>>>>>

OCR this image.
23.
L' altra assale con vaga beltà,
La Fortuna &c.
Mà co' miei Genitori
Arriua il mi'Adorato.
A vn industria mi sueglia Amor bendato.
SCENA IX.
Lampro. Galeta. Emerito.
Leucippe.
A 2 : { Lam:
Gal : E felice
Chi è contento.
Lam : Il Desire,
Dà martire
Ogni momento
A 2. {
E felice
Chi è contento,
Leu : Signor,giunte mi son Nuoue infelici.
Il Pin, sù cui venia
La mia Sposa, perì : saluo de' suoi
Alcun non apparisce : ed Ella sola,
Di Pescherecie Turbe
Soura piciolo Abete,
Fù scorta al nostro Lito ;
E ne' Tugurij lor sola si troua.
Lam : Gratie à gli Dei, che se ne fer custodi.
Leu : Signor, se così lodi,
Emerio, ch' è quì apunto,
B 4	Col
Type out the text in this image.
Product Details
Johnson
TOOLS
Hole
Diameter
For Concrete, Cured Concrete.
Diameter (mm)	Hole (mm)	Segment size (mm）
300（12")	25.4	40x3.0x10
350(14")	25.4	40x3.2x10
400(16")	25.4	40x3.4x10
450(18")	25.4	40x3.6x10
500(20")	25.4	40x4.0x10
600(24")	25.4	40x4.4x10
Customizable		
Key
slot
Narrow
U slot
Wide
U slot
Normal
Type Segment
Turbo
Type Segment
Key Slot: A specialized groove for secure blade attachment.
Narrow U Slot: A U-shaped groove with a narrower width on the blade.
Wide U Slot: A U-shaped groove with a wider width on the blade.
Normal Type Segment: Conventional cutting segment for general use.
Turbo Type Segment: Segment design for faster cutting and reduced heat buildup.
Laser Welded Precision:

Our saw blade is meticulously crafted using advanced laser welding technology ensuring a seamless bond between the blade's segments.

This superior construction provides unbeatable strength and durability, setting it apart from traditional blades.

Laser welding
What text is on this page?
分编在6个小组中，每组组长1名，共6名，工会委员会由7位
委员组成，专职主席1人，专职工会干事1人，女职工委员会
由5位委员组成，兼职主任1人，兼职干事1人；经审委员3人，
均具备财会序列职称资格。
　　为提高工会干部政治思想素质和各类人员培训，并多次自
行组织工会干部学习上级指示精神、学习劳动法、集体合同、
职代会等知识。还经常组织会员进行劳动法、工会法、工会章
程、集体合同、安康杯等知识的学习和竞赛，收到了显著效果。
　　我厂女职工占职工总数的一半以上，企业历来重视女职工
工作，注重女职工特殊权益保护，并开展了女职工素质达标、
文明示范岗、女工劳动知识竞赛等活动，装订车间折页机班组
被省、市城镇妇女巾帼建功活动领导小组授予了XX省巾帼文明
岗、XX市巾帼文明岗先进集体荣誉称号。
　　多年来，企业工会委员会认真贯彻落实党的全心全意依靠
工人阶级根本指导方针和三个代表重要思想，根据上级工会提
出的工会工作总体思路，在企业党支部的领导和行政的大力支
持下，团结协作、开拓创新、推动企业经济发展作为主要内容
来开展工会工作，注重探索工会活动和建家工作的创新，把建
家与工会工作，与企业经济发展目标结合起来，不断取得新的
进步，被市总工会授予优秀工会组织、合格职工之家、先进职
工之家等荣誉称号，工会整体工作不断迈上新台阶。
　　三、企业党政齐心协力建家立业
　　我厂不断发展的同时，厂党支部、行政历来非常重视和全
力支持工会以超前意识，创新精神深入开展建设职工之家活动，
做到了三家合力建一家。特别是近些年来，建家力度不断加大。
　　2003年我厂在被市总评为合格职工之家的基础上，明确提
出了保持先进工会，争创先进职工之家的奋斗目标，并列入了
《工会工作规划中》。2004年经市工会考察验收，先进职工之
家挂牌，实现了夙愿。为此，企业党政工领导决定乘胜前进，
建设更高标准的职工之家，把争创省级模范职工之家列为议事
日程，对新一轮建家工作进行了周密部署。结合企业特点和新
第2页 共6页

<<<<<

→ JOB
Every line of the records above needs to be given again exactly.

→ COMPLETED TASK
OCR this image.
23.
L' altra assale con vaga beltà,
La Fortuna &c.
Mà co' miei Genitori
Arriua il mi'Adorato.
A vn industria mi sueglia Amor bendato.
SCENA IX.
Lampro. Galeta. Emerito.
Leucippe.
A 2 : { Lam:
Gal : E felice
Chi è contento.
Lam : Il Desire,
Dà martire
Ogni momento
A 2. {
E felice
Chi è contento,
Leu : Signor,giunte mi son Nuoue infelici.
Il Pin, sù cui venia
La mia Sposa, perì : saluo de' suoi
Alcun non apparisce : ed Ella sola,
Di Pescherecie Turbe
Soura piciolo Abete,
Fù scorta al nostro Lito ;
E ne' Tugurij lor sola si troua.
Lam : Gratie à gli Dei, che se ne fer custodi.
Leu : Signor, se così lodi,
Emerio, ch' è quì apunto,
B 4	Col
Type out the text in this image.
Product Details
Johnson
TOOLS
Hole
Diameter
For Concrete, Cured Concrete.
Diameter (mm)	Hole (mm)	Segment size (mm）
300（12")	25.4	40x3.0x10
350(14")	25.4	40x3.2x10
400(16")	25.4	40x3.4x10
450(18")	25.4	40x3.6x10
500(20")	25.4	40x4.0x10
600(24")	25.4	40x4.4x10
Customizable		
Key
slot
Narrow
U slot
Wide
U slot
Normal
Type Segment
Turbo
Type Segment
Key Slot: A specialized groove for secure blade attachment.
Narrow U Slot: A U-shaped groove with a narrower width on the blade.
Wide U Slot: A U-shaped groove with a wider width on the blade.
Normal Type Segment: Conventional cutting segment for general use.
Turbo Type Segment: Segment design for faster cutting and reduced heat buildup.
Laser Welded Precision:

Our saw blade is meticulously crafted using advanced laser welding technology ensuring a seamless bond between the blade's segments.

This superior construction provides unbeatable strength and durability, setting it apart from traditional blades.

Laser welding
What text is on this page?
分编在6个小组中，每组组长1名，共6名，工会委员会由7位
委员组成，专职主席1人，专职工会干事1人，女职工委员会
由5位委员组成，兼职主任1人，兼职干事1人；经审委员3人，
均具备财会序列职称资格。
　　为提高工会干部政治思想素质和各类人员培训，并多次自
行组织工会干部学习上级指示精神、学习劳动法、集体合同、
职代会等知识。还经常组织会员进行劳动法、工会法、工会章
程、集体合同、安康杯等知识的学习和竞赛，收到了显著效果。
　　我厂女职工占职工总数的一半以上，企业历来重视女职工
工作，注重女职工特殊权益保护，并开展了女职工素质达标、
文明示范岗、女工劳动知识竞赛等活动，装订车间折页机班组
被省、市城镇妇女巾帼建功活动领导小组授予了XX省巾帼文明
岗、XX市巾帼文明岗先进集体荣誉称号。
　　多年来，企业工会委员会认真贯彻落实党的全心全意依靠
工人阶级根本指导方针和三个代表重要思想，根据上级工会提
出的工会工作总体思路，在企业党支部的领导和行政的大力支
持下，团结协作、开拓创新、推动企业经济发展作为主要内容
来开展工会工作，注重探索工会活动和建家工作的创新，把建
家与工会工作，与企业经济发展目标结合起来，不断取得新的
进步，被市总工会授予优秀工会组织、合格职工之家、先进职
工之家等荣誉称号，工会整体工作不断迈上新台阶。
　　三、企业党政齐心协力建家立业
　　我厂不断发展的同时，厂党支部、行政历来非常重视和全
力支持工会以超前意识，创新精神深入开展建设职工之家活动，
做到了三家合力建一家。特别是近些年来，建家力度不断加大。
　　2003年我厂在被市总评为合格职工之家的基础上，明确提
出了保持先进工会，争创先进职工之家的奋斗目标，并列入了
《工会工作规划中》。2004年经市工会考察验收，先进职工之
家挂牌，实现了夙愿。为此，企业党政工领导决定乘胜前进，
建设更高标准的职工之家，把争创省级模范职工之家列为议事
日程，对新一轮建家工作进行了周密部署。结合企业特点和新
第2页 共6页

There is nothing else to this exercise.